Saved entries
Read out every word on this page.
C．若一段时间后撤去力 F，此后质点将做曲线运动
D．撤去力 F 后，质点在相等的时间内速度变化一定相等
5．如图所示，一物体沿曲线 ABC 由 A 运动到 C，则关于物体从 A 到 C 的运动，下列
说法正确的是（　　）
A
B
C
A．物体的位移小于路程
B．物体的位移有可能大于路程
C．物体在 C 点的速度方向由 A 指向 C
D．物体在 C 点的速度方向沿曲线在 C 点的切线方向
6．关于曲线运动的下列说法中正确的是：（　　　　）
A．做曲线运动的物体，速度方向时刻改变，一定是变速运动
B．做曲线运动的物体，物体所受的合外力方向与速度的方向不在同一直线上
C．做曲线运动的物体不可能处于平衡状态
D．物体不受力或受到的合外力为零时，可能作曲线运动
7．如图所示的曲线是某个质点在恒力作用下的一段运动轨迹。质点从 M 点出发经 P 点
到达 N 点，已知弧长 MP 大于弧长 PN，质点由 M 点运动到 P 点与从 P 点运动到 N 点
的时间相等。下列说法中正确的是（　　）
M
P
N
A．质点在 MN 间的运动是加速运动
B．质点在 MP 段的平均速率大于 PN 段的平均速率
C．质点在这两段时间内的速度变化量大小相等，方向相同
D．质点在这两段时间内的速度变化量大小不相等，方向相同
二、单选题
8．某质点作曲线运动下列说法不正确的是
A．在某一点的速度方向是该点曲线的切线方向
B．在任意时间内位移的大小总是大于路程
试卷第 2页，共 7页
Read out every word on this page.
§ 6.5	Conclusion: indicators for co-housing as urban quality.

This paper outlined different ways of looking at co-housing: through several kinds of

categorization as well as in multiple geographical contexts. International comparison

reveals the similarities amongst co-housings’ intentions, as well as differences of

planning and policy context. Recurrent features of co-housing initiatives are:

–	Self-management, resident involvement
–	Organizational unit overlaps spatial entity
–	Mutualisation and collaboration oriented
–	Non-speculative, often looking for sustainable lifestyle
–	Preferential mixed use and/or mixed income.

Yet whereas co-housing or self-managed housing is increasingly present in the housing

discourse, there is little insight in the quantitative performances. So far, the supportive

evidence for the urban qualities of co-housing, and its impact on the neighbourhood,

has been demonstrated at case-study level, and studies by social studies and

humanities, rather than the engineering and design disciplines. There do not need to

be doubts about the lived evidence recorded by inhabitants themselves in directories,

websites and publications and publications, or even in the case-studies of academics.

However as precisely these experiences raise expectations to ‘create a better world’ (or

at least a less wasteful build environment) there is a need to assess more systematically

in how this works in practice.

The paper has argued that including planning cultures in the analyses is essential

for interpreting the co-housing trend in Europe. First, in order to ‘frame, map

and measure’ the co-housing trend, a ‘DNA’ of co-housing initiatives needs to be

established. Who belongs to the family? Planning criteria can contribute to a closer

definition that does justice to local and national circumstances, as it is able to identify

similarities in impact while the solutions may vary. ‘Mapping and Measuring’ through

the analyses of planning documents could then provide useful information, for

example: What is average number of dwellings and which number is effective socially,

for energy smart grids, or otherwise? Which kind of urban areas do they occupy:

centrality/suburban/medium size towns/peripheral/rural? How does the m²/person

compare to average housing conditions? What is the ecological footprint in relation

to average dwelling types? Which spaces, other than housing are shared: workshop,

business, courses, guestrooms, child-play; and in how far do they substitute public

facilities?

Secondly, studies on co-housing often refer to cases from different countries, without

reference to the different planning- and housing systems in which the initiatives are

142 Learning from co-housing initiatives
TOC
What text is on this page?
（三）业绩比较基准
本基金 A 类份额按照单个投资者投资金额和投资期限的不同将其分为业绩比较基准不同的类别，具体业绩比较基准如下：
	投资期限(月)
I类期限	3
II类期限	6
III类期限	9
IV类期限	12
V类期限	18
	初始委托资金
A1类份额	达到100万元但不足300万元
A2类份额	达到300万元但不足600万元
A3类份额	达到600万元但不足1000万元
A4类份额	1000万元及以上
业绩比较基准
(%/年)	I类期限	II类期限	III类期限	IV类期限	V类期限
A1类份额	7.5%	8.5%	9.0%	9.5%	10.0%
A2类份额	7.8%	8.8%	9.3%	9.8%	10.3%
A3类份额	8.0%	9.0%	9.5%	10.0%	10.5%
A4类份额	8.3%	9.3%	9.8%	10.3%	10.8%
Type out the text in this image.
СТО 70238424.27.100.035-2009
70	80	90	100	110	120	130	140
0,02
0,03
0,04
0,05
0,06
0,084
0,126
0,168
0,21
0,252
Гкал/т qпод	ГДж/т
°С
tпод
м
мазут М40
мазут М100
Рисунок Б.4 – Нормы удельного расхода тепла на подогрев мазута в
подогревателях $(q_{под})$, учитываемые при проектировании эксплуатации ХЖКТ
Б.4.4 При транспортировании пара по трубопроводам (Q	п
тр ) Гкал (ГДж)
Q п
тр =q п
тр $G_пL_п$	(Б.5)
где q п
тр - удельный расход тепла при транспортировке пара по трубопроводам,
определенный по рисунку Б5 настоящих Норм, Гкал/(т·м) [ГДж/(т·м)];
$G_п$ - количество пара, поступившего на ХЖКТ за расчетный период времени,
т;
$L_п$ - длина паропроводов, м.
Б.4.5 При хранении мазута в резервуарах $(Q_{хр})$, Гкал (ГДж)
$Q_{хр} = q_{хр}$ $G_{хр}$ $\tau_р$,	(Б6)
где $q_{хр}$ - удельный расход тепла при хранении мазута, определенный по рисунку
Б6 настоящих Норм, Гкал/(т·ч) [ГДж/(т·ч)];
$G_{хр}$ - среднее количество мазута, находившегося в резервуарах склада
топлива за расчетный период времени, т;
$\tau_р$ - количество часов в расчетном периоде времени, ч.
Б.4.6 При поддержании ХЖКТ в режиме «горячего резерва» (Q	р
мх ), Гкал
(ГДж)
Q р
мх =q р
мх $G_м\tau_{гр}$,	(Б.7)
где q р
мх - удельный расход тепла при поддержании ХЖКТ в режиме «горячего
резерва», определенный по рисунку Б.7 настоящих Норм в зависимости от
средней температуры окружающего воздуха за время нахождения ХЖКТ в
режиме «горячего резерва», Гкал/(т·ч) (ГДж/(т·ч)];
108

- [Aim]: Check each line above for the word "analyses" and say how many have it, with nothing else.

- [Written answer]: 2